■ **Work to do**: Find the lines with "icon" in them and copy them out.

(Records from a data collection)
-*-

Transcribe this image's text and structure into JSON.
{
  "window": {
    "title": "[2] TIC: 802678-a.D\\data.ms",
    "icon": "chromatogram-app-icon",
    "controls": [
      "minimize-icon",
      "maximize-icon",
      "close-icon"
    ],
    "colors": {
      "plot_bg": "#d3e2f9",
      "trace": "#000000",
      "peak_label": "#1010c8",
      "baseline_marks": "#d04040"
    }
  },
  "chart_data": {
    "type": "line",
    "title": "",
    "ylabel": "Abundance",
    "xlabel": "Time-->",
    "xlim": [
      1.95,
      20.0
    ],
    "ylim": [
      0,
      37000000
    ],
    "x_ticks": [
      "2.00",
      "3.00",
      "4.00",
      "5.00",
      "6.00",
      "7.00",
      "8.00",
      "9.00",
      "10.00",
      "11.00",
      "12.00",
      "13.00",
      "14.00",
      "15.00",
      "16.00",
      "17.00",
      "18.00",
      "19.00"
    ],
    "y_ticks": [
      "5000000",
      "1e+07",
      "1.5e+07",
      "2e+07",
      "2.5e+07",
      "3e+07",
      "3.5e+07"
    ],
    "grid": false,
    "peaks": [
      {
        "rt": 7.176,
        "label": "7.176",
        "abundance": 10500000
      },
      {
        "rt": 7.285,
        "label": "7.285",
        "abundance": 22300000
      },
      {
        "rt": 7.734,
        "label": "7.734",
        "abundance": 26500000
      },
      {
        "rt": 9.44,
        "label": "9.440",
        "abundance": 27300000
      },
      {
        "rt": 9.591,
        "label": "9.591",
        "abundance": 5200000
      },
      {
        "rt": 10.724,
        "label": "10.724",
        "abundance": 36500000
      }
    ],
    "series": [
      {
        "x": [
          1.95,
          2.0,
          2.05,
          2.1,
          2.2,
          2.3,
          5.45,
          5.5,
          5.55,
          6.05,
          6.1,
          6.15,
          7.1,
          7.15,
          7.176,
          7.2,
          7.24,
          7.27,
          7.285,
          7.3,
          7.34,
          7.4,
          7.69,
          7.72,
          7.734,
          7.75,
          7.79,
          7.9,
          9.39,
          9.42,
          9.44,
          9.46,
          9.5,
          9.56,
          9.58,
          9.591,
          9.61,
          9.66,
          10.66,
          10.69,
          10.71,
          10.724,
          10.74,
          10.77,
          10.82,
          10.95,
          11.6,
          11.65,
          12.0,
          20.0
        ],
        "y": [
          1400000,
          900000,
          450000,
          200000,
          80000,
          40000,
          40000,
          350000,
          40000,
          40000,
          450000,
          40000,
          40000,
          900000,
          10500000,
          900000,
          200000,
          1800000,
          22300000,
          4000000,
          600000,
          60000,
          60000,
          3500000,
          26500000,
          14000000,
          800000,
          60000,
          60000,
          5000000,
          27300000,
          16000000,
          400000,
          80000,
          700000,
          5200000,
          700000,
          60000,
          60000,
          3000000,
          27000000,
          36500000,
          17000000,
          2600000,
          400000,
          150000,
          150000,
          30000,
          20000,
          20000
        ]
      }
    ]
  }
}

-*-

■ **Exercise solution**:
    "icon": "chromatogram-app-icon",
      "minimize-icon",
      "maximize-icon",
      "close-icon"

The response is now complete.